→ **TASK DIRECTIONS**
Emit the entire listing verbatim.

→ **INPUT DATA**
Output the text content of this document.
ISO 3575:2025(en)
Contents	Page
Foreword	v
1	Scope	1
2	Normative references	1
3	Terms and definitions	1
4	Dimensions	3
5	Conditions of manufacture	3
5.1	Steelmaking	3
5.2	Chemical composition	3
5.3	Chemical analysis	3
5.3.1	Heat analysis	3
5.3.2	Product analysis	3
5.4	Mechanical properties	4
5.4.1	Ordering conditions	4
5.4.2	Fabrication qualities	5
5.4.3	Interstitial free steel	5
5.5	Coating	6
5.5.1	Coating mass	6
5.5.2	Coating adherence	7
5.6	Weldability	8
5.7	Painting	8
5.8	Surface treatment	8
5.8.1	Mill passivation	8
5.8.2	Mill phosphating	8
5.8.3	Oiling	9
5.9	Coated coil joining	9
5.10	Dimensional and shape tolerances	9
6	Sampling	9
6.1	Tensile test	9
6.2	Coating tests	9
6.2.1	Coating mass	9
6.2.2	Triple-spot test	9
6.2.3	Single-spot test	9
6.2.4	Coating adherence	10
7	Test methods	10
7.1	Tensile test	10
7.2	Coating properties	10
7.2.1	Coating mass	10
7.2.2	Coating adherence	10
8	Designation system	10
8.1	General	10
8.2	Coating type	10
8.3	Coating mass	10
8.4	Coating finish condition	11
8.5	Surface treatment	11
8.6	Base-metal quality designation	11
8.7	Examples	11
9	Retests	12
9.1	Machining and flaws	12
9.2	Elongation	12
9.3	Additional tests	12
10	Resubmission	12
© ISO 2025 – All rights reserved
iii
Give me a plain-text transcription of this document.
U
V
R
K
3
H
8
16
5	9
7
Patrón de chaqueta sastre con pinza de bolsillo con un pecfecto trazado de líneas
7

→ **FINISHED EXERCISE**
Output the text content of this document.
ISO 3575:2025(en)
Contents	Page
Foreword	v
1	Scope	1
2	Normative references	1
3	Terms and definitions	1
4	Dimensions	3
5	Conditions of manufacture	3
5.1	Steelmaking	3
5.2	Chemical composition	3
5.3	Chemical analysis	3
5.3.1	Heat analysis	3
5.3.2	Product analysis	3
5.4	Mechanical properties	4
5.4.1	Ordering conditions	4
5.4.2	Fabrication qualities	5
5.4.3	Interstitial free steel	5
5.5	Coating	6
5.5.1	Coating mass	6
5.5.2	Coating adherence	7
5.6	Weldability	8
5.7	Painting	8
5.8	Surface treatment	8
5.8.1	Mill passivation	8
5.8.2	Mill phosphating	8
5.8.3	Oiling	9
5.9	Coated coil joining	9
5.10	Dimensional and shape tolerances	9
6	Sampling	9
6.1	Tensile test	9
6.2	Coating tests	9
6.2.1	Coating mass	9
6.2.2	Triple-spot test	9
6.2.3	Single-spot test	9
6.2.4	Coating adherence	10
7	Test methods	10
7.1	Tensile test	10
7.2	Coating properties	10
7.2.1	Coating mass	10
7.2.2	Coating adherence	10
8	Designation system	10
8.1	General	10
8.2	Coating type	10
8.3	Coating mass	10
8.4	Coating finish condition	11
8.5	Surface treatment	11
8.6	Base-metal quality designation	11
8.7	Examples	11
9	Retests	12
9.1	Machining and flaws	12
9.2	Elongation	12
9.3	Additional tests	12
10	Resubmission	12
© ISO 2025 – All rights reserved
iii
Give me a plain-text transcription of this document.
U
V
R
K
3
H
8
16
5	9
7
Patrón de chaqueta sastre con pinza de bolsillo con un pecfecto trazado de líneas
7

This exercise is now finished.